**SET EXERCISE:**
In the material below, find every line with "Organization" and pull it out.

**DATASET RECORDS:**
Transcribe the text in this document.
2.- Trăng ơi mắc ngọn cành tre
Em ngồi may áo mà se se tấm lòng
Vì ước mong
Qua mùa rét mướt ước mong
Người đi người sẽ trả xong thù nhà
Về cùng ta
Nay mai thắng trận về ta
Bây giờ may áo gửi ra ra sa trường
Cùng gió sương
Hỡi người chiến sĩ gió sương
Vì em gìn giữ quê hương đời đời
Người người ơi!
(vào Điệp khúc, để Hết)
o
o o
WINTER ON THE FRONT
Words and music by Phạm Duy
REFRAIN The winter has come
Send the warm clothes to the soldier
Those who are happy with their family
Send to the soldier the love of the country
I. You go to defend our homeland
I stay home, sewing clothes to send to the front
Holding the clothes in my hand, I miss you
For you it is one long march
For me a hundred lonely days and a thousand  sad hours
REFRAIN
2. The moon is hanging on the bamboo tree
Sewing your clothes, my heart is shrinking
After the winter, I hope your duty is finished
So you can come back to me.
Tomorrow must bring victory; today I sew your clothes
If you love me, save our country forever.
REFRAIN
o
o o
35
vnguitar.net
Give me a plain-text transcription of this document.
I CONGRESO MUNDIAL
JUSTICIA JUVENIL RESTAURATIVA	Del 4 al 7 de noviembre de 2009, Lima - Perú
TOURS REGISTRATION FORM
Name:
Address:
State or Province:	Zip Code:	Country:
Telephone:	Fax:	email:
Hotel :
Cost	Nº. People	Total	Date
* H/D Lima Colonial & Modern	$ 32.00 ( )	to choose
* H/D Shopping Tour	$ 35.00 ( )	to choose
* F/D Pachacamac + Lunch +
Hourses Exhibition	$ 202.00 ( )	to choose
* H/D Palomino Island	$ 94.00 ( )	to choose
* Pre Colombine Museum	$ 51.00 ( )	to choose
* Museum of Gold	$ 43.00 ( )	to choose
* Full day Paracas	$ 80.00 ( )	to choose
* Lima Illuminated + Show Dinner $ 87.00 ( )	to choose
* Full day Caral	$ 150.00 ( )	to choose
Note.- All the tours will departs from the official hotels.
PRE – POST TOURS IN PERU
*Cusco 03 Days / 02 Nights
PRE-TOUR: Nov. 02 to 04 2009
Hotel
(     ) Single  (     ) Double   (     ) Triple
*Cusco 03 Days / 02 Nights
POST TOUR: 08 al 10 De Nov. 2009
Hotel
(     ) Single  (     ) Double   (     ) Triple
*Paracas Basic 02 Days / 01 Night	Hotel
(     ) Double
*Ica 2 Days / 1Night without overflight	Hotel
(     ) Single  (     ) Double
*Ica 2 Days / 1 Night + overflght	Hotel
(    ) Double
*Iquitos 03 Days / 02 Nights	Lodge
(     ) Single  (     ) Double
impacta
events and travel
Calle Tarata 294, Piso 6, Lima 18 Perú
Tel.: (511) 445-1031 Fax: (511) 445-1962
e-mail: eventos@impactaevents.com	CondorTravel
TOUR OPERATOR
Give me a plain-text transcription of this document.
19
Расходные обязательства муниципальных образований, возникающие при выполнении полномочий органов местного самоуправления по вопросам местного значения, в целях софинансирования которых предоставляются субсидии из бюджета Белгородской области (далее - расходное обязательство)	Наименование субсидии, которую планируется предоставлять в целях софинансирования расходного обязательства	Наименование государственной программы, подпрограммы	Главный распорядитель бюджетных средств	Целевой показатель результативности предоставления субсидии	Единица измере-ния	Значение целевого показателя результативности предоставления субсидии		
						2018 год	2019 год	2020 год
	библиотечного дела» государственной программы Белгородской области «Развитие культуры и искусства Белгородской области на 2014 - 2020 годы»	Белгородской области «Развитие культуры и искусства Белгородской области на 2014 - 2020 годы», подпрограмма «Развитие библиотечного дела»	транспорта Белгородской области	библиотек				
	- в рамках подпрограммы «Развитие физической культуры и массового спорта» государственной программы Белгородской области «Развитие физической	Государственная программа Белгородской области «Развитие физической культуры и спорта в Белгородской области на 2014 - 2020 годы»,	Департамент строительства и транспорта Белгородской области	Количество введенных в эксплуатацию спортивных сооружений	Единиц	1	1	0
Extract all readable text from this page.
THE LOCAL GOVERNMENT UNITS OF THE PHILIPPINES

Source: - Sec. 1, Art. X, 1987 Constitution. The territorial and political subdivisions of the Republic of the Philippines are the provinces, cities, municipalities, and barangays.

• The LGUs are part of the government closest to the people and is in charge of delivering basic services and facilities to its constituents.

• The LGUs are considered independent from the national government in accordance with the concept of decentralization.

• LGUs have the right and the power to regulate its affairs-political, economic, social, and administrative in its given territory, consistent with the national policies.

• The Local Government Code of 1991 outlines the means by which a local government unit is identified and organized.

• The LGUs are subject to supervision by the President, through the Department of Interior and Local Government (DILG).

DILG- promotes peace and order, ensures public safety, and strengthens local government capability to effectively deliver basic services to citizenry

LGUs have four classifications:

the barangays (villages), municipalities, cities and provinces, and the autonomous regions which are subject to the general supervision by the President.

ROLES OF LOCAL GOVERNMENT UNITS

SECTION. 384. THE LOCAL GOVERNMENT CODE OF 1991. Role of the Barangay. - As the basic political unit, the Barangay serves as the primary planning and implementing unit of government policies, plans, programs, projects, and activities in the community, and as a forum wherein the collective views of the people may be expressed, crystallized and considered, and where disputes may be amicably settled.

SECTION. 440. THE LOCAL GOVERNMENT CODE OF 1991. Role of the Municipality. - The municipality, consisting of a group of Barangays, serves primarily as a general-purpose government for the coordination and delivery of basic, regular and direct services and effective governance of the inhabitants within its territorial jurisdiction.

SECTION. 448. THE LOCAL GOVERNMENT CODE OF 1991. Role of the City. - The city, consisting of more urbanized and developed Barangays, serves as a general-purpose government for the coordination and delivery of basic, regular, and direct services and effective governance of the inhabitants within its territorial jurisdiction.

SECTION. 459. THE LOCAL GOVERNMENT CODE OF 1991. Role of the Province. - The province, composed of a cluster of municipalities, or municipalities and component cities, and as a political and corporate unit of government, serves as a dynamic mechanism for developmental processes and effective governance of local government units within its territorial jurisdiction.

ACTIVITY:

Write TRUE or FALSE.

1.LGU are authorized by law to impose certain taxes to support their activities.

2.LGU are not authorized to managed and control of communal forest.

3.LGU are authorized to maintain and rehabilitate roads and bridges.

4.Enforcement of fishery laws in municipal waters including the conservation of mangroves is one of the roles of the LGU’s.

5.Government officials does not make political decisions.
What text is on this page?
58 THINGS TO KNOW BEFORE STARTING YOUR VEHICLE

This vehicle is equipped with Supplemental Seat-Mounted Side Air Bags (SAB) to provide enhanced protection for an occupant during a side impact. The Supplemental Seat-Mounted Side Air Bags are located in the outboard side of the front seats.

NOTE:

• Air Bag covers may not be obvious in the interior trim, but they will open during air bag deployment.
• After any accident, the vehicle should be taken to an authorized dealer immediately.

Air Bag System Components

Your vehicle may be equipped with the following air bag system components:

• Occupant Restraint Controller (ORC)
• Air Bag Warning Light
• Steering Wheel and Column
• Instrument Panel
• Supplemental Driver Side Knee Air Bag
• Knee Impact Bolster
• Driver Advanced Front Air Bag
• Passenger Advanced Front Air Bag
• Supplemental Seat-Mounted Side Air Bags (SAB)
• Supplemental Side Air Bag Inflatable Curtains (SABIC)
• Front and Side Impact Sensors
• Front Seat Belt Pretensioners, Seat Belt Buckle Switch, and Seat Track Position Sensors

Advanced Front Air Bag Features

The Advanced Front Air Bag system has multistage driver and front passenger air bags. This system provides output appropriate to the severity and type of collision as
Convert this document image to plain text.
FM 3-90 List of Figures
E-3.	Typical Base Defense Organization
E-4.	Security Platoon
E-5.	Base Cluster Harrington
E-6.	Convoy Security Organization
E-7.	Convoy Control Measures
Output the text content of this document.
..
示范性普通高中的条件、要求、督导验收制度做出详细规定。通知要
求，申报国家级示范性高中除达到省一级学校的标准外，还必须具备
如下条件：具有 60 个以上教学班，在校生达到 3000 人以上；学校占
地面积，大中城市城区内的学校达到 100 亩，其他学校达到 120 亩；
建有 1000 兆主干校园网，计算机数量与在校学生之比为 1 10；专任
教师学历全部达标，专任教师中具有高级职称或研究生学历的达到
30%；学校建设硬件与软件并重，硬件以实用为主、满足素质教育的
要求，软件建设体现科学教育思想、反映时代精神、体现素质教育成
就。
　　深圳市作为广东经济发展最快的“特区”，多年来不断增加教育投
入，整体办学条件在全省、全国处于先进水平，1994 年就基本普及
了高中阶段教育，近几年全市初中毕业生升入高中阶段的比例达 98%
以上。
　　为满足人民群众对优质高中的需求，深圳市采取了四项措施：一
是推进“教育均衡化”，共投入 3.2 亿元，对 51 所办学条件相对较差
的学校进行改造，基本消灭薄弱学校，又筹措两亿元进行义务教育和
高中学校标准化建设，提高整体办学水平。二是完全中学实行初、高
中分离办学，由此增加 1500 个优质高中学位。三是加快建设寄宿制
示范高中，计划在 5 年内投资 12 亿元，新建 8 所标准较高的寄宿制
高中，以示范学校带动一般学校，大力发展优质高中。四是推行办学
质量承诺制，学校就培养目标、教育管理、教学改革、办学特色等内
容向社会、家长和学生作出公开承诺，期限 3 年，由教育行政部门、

**SOLUTION TO THIS PROBLEM:**
E-3.	Typical Base Defense Organization
E-6.	Convoy Security Organization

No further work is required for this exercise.